Task objective:
Of all the lines in the records, how many hold the word "Призовой"? Answer with the number only.

Records to process:
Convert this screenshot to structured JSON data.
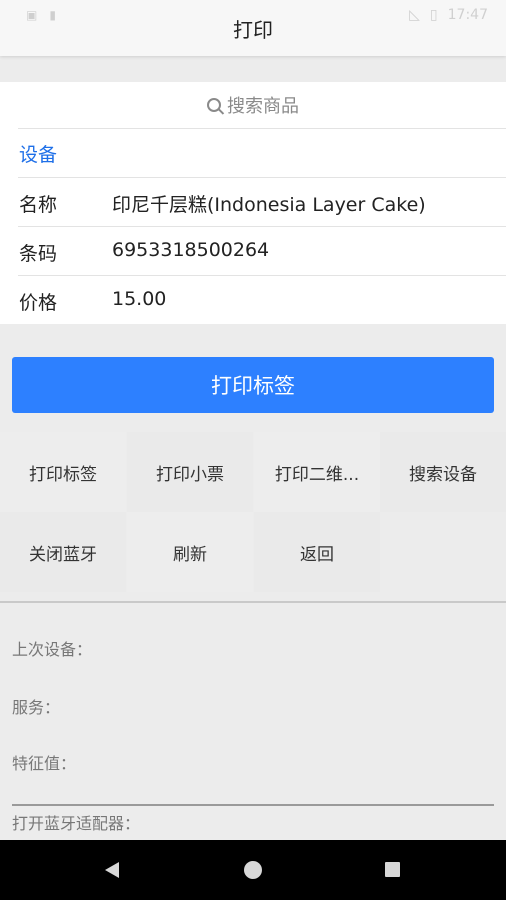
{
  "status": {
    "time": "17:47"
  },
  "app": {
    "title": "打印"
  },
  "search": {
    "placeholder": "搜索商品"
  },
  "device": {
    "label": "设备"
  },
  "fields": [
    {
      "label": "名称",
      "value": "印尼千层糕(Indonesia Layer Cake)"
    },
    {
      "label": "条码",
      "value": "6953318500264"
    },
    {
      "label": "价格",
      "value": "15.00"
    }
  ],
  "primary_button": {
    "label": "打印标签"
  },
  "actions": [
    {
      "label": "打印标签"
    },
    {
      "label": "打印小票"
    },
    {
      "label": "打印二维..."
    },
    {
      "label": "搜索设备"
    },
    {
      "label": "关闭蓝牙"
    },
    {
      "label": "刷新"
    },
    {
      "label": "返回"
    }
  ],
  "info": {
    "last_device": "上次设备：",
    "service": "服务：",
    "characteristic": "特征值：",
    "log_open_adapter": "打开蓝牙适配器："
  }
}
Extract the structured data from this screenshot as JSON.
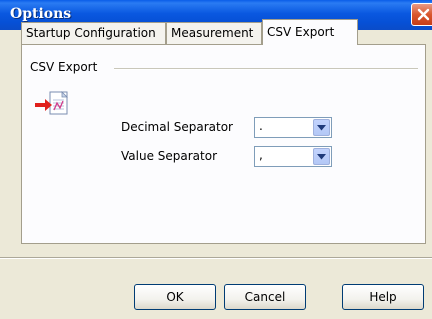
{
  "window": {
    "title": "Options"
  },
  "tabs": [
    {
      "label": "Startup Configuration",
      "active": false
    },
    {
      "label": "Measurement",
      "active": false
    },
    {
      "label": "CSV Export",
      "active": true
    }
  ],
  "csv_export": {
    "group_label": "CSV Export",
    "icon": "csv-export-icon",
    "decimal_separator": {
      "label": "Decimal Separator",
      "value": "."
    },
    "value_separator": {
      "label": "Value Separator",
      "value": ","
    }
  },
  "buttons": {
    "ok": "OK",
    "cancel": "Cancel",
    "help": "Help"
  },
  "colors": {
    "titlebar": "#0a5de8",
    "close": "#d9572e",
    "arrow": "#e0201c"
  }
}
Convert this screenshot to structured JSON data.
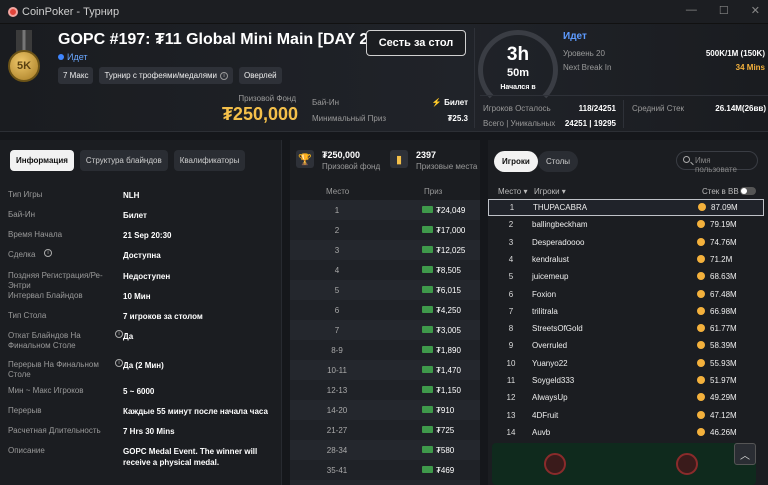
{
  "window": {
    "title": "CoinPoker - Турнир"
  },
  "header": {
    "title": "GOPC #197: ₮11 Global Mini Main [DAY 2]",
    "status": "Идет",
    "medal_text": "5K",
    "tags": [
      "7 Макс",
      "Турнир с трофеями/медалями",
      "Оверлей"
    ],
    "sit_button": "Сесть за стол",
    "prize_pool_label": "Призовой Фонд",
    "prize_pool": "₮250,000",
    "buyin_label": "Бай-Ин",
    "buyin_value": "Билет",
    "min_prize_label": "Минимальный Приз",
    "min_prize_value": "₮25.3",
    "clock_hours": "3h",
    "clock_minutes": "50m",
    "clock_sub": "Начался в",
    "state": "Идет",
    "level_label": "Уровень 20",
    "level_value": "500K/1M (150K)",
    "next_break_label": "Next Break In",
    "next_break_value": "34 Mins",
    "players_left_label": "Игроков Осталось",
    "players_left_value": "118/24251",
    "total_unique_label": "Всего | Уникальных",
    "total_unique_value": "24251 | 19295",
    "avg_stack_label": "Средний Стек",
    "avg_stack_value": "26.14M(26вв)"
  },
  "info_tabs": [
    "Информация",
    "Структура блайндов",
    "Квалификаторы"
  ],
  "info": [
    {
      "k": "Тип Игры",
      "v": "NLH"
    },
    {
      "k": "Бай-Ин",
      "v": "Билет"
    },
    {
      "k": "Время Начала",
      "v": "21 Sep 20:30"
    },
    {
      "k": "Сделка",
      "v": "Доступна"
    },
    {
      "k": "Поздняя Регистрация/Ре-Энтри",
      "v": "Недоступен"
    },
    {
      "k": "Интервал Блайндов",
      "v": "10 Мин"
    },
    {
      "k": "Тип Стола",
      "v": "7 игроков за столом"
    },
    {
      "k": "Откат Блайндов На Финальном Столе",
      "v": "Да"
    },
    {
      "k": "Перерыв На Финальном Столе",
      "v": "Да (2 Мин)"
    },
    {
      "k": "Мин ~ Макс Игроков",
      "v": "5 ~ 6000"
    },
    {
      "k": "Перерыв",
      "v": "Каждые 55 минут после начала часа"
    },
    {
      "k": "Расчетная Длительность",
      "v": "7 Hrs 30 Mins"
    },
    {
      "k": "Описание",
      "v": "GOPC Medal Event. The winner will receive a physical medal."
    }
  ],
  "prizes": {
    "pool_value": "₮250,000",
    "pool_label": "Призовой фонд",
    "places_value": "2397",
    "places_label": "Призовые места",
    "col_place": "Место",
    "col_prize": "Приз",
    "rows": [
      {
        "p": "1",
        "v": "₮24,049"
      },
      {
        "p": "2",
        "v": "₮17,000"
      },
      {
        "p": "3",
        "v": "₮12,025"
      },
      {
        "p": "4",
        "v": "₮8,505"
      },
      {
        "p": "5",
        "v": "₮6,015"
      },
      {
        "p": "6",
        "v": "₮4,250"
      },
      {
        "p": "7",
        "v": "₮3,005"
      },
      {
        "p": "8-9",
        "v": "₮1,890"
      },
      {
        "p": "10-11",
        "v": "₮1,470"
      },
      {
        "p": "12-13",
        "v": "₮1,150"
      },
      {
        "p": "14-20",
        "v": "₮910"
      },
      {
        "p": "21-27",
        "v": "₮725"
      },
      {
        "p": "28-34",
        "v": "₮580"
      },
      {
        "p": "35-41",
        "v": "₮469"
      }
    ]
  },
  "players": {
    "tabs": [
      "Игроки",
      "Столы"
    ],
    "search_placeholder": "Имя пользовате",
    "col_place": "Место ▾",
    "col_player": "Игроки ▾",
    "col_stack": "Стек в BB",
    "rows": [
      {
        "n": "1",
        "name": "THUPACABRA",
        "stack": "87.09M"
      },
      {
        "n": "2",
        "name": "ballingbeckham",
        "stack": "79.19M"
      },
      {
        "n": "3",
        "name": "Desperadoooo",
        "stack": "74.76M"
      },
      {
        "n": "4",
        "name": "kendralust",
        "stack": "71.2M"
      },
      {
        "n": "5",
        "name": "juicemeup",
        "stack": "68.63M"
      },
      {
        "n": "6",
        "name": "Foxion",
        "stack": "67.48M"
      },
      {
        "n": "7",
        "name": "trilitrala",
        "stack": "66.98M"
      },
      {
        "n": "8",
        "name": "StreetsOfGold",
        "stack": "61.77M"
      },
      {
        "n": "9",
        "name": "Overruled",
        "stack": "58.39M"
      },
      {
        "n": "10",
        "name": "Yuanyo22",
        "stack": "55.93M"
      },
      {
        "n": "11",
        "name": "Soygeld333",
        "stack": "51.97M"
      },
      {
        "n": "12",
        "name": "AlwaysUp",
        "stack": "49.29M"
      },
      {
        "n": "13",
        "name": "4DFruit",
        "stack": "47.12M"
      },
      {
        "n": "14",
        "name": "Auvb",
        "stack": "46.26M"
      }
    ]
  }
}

Completed exercise:
2